Figure data in JSON

......

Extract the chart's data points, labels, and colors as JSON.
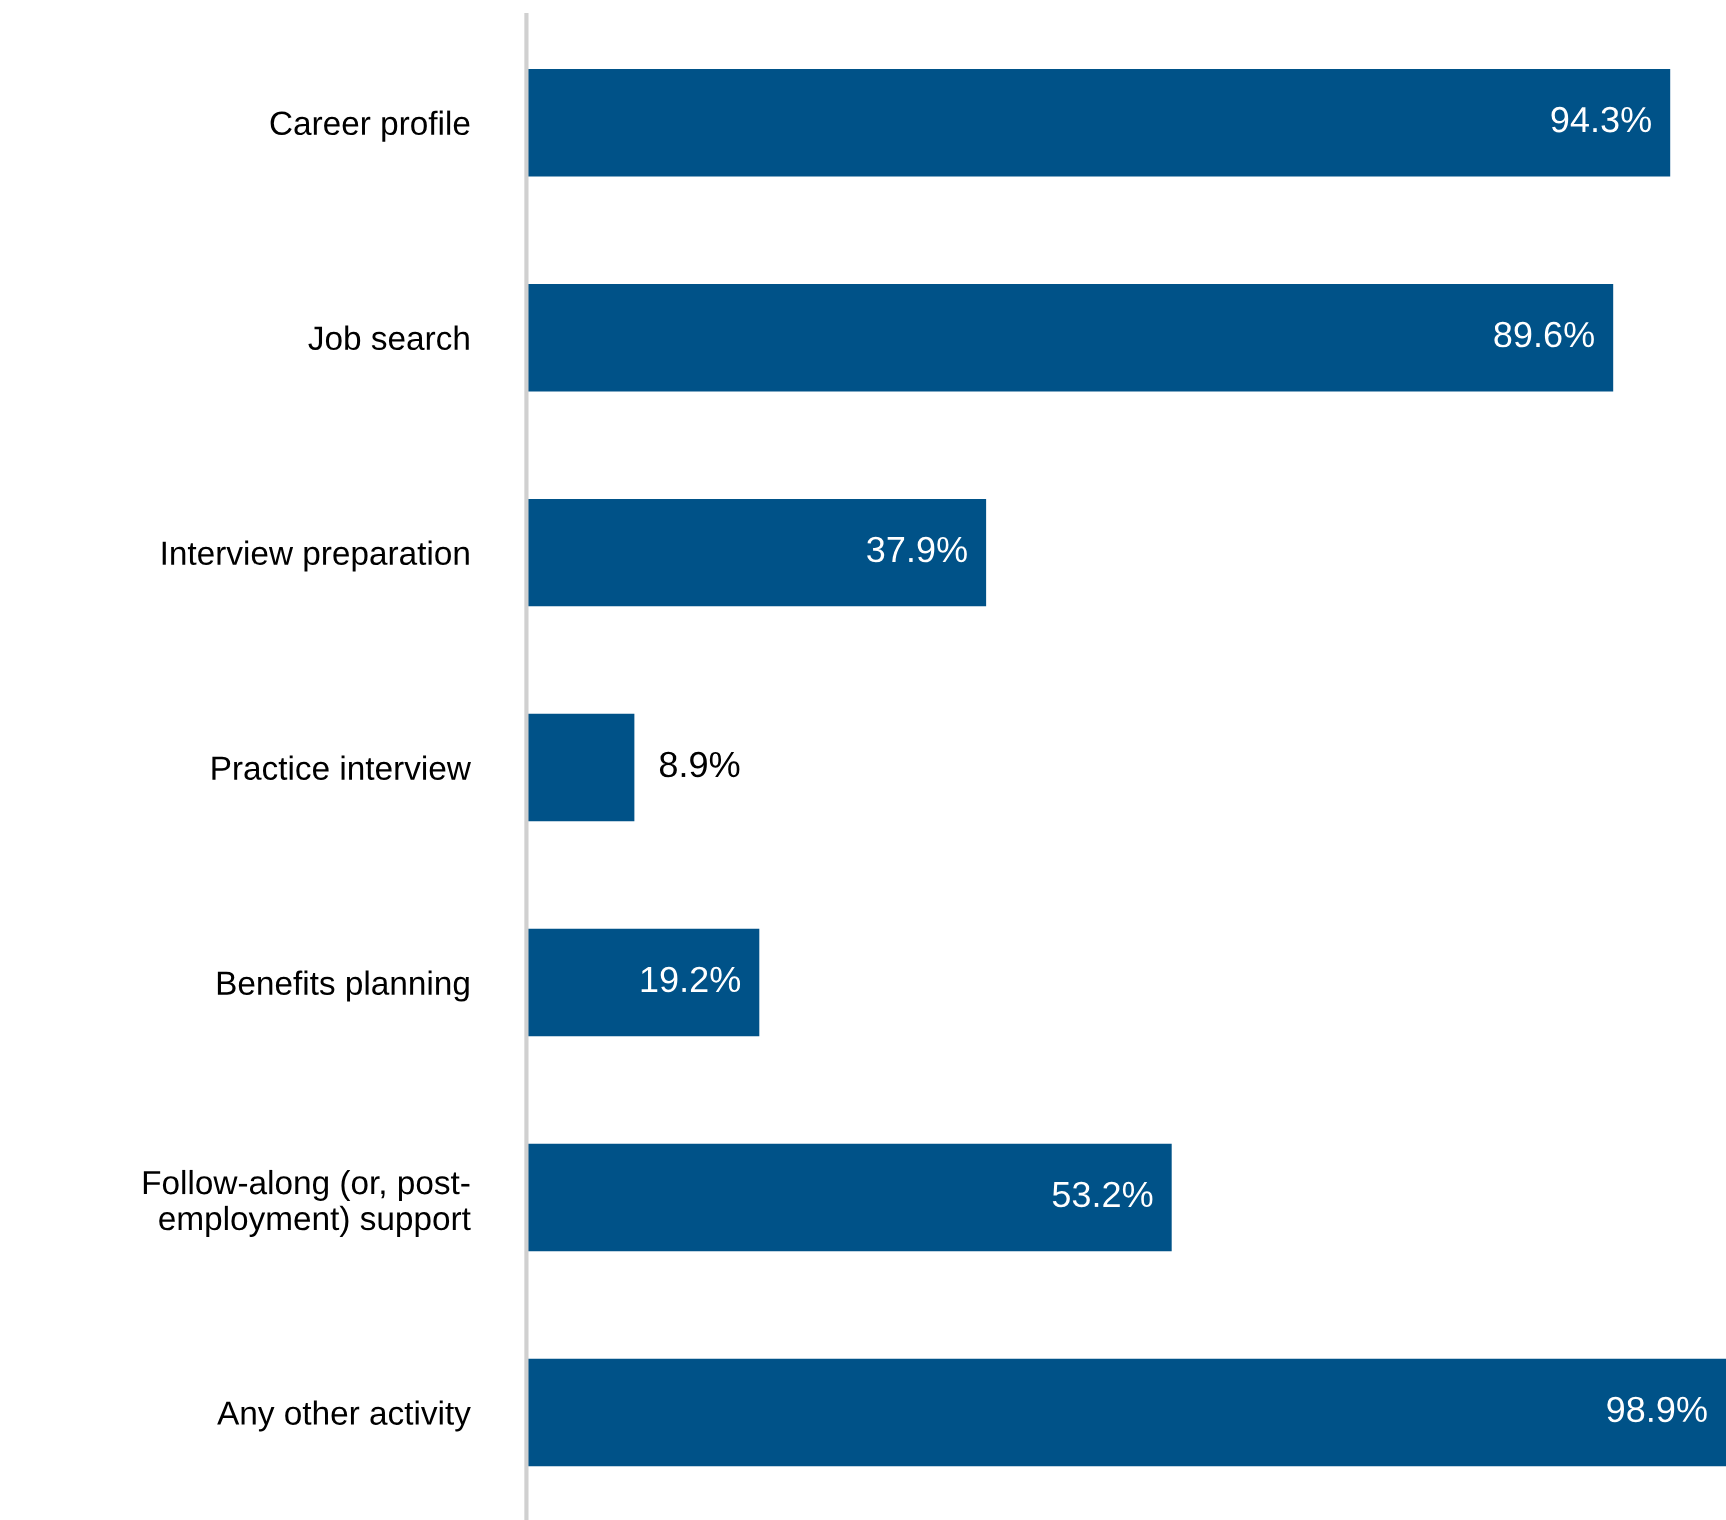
{
  "chart_data": {
    "type": "bar",
    "orientation": "horizontal",
    "categories": [
      "Career profile",
      "Job search",
      "Interview preparation",
      "Practice interview",
      "Benefits planning",
      "Follow-along (or, post-\nemployment) support",
      "Any other activity"
    ],
    "values": [
      94.3,
      89.6,
      37.9,
      8.9,
      19.2,
      53.2,
      98.9
    ],
    "value_labels": [
      "94.3%",
      "89.6%",
      "37.9%",
      "8.9%",
      "19.2%",
      "53.2%",
      "98.9%"
    ],
    "color": "#005288",
    "xlim": [
      0,
      98.9
    ],
    "tick_labels": "y",
    "grid": false,
    "legend": false
  }
}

......

• Objective:
Go through the listing above and quote it exactly, apart from its images.

• Solution to this exercise:
Extract the chart's data points, labels, and colors as JSON.
{
  "chart_data": {
    "type": "bar",
    "orientation": "horizontal",
    "categories": [
      "Career profile",
      "Job search",
      "Interview preparation",
      "Practice interview",
      "Benefits planning",
      "Follow-along (or, post-\nemployment) support",
      "Any other activity"
    ],
    "values": [
      94.3,
      89.6,
      37.9,
      8.9,
      19.2,
      53.2,
      98.9
    ],
    "value_labels": [
      "94.3%",
      "89.6%",
      "37.9%",
      "8.9%",
      "19.2%",
      "53.2%",
      "98.9%"
    ],
    "color": "#005288",
    "xlim": [
      0,
      98.9
    ],
    "tick_labels": "y",
    "grid": false,
    "legend": false
  }
}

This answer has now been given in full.